*Goal*
Collect all lines containing the word "classe" from the data.

*Records to use*

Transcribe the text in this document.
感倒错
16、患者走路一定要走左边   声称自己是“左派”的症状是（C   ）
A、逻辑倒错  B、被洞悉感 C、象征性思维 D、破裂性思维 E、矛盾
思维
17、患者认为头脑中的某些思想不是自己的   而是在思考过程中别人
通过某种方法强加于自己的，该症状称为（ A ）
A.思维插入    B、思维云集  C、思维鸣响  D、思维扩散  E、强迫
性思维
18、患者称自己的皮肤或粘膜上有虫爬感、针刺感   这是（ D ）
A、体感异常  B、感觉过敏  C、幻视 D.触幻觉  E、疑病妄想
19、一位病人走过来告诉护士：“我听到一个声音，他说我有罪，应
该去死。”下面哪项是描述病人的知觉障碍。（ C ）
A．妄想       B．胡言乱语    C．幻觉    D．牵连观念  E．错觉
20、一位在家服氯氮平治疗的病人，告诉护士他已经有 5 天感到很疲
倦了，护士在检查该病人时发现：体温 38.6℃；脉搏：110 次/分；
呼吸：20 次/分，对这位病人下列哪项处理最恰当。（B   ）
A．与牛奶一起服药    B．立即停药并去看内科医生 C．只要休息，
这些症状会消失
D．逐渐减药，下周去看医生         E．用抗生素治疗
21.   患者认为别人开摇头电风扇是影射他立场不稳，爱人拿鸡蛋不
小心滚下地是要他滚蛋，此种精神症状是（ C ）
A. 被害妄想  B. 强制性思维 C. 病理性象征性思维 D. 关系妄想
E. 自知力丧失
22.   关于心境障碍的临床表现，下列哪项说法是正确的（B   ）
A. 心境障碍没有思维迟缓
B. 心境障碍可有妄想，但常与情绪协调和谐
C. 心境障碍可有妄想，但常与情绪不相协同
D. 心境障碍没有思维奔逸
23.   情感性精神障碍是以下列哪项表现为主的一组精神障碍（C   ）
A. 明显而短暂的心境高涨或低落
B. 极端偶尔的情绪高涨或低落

* * *

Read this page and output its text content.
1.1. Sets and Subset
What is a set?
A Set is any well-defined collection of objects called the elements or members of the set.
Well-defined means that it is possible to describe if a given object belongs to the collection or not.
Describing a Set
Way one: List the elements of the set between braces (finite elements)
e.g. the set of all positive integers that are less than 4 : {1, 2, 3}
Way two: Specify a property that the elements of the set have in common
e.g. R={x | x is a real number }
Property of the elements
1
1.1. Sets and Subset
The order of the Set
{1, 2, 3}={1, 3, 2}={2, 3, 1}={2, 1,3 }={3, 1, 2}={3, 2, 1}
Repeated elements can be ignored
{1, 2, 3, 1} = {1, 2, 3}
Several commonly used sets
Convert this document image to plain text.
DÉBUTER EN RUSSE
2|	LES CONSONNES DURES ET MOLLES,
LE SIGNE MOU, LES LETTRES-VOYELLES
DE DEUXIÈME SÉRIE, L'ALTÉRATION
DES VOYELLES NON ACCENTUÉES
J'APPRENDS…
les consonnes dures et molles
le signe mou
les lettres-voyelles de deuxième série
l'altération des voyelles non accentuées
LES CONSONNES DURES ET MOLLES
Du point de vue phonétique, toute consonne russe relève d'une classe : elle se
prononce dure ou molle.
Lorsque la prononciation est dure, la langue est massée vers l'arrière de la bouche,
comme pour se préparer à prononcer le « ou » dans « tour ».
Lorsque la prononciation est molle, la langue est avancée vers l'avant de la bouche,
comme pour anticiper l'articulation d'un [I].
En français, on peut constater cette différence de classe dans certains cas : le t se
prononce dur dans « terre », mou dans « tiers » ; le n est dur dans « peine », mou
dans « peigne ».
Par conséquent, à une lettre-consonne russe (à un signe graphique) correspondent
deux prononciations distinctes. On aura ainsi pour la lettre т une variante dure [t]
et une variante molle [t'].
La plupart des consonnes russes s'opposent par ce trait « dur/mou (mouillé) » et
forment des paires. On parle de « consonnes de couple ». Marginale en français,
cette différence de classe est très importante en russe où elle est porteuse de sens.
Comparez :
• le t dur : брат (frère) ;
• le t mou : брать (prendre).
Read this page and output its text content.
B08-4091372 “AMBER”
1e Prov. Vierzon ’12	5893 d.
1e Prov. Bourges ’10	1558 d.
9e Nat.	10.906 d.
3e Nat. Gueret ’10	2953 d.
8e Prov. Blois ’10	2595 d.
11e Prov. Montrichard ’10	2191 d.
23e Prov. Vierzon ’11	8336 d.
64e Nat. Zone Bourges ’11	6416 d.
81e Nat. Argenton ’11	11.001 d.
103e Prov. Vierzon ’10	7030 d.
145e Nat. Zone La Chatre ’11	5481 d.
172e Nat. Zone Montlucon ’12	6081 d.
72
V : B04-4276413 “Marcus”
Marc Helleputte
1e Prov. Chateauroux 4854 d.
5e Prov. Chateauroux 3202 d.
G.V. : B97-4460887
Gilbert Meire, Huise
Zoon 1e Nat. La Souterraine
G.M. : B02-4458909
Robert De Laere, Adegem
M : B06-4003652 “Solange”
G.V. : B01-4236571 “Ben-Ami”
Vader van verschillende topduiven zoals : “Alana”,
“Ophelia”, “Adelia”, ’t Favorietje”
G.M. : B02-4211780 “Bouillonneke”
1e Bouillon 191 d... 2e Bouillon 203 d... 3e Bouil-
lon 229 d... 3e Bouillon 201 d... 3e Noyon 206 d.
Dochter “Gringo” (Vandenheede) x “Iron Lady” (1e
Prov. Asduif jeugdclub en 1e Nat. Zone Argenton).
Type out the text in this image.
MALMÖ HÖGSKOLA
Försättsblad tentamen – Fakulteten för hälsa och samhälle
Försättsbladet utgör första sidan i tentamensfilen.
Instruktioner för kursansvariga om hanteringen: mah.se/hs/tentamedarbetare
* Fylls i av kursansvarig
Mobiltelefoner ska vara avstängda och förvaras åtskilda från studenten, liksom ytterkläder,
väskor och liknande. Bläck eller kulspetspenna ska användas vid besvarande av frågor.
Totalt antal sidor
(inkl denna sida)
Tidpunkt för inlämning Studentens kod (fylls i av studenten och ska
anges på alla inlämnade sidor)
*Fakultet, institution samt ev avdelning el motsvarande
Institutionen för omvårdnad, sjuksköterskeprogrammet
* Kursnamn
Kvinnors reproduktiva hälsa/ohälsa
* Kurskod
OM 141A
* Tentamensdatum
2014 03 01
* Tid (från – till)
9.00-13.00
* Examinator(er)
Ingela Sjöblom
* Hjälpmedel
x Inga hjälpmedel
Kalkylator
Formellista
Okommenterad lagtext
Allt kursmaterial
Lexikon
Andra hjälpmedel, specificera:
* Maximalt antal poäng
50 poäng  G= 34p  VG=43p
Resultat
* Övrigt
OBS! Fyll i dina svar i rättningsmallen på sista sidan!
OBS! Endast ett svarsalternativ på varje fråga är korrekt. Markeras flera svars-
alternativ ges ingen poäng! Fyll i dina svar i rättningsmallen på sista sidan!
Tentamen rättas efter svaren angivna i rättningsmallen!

*Task response*
Du point de vue phonétique, toute consonne russe relève d'une classe : elle se
En français, on peut constater cette différence de classe dans certains cas : le t se
cette différence de classe est très importante en russe où elle est porteuse de sens.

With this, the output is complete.